Given task. Identify all lines in the data containing the string "document". Copy them out.

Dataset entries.
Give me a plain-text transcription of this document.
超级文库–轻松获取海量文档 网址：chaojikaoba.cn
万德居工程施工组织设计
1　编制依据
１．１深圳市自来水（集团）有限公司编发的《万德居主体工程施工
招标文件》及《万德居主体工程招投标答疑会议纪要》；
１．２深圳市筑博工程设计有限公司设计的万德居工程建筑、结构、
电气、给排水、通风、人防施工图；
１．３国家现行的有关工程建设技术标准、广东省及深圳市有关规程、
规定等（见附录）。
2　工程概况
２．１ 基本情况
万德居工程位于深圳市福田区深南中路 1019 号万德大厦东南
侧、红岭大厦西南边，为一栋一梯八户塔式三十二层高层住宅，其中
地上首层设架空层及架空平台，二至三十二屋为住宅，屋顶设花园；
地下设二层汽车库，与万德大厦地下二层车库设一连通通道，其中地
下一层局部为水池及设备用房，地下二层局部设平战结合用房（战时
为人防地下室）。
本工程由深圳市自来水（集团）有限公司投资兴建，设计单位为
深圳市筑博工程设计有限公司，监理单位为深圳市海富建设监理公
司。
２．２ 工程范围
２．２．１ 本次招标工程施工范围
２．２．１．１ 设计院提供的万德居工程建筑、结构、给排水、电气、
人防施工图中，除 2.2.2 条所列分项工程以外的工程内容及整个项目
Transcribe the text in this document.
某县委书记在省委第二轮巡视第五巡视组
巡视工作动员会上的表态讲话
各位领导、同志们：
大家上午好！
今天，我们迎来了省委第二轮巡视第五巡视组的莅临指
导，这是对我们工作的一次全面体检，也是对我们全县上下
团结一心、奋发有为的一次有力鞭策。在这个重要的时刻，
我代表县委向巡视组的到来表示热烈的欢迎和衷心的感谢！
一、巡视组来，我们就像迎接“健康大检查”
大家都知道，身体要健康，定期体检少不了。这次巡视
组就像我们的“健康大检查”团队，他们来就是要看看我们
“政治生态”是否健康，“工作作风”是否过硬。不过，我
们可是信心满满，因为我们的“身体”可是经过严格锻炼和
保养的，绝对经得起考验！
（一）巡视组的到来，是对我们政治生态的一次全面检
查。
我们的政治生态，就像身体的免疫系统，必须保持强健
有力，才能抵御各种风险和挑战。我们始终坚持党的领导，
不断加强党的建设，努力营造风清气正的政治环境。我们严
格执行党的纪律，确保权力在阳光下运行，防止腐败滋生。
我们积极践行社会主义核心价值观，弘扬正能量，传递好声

Solution to this problem.
Give me a plain-text transcription of this document.
Transcribe the text in this document.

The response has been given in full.